**YOUR INSTRUCTIONS:** Copy nothing but the text: reproduce each line of the listing exactly and leave the pictures out.
— start —
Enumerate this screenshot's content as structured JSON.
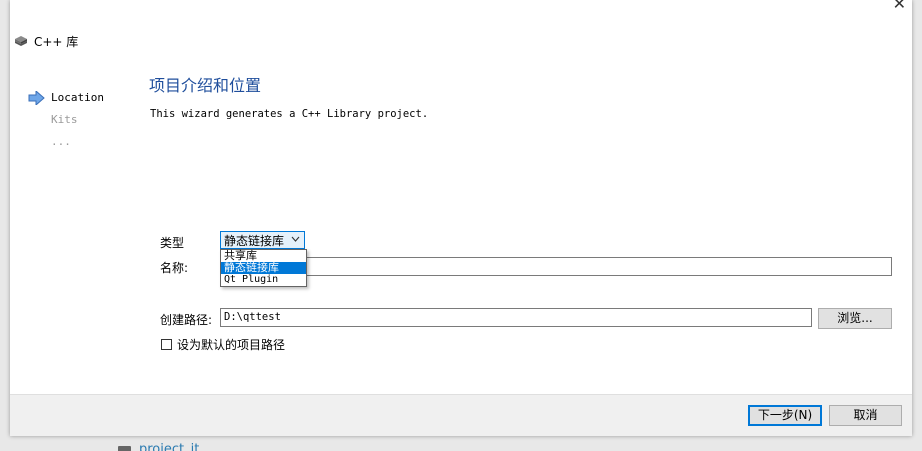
{
  "backdrop": {
    "project_label": "project_it"
  },
  "dialog": {
    "title": "C++ 库",
    "steps": [
      {
        "label": "Location",
        "active": true
      },
      {
        "label": "Kits",
        "active": false
      },
      {
        "label": "...",
        "active": false
      }
    ],
    "page_title": "项目介绍和位置",
    "description": "This wizard generates a C++ Library project.",
    "type_label": "类型",
    "type_value": "静态链接库",
    "type_options": [
      "共享库",
      "静态链接库",
      "Qt Plugin"
    ],
    "type_selected_index": 1,
    "name_label": "名称:",
    "name_value": "",
    "path_label": "创建路径:",
    "path_value": "D:\\qttest",
    "browse_label": "浏览...",
    "default_path_label": "设为默认的项目路径",
    "default_path_checked": false,
    "next_label": "下一步(N)",
    "cancel_label": "取消"
  },
  "icons": {
    "title": "cube-stack-icon",
    "step_active": "arrow-right-icon",
    "combo": "chevron-down-icon",
    "folder": "folder-icon",
    "close": "close-icon"
  },
  "colors": {
    "accent": "#0078d7",
    "title": "#1f4e9c",
    "inactive": "#9a9a9a"
  }
}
— end —
**THE REPLY:**
Enumerate this screenshot's content as structured JSON.
{
  "backdrop": {
    "project_label": "project_it"
  },
  "dialog": {
    "title": "C++ 库",
    "steps": [
      {
        "label": "Location",
        "active": true
      },
      {
        "label": "Kits",
        "active": false
      },
      {
        "label": "...",
        "active": false
      }
    ],
    "page_title": "项目介绍和位置",
    "description": "This wizard generates a C++ Library project.",
    "type_label": "类型",
    "type_value": "静态链接库",
    "type_options": [
      "共享库",
      "静态链接库",
      "Qt Plugin"
    ],
    "type_selected_index": 1,
    "name_label": "名称:",
    "name_value": "",
    "path_label": "创建路径:",
    "path_value": "D:\\qttest",
    "browse_label": "浏览...",
    "default_path_label": "设为默认的项目路径",
    "default_path_checked": false,
    "next_label": "下一步(N)",
    "cancel_label": "取消"
  },
  "icons": {
    "title": "cube-stack-icon",
    "step_active": "arrow-right-icon",
    "combo": "chevron-down-icon",
    "folder": "folder-icon",
    "close": "close-icon"
  },
  "colors": {
    "accent": "#0078d7",
    "title": "#1f4e9c",
    "inactive": "#9a9a9a"
  }
}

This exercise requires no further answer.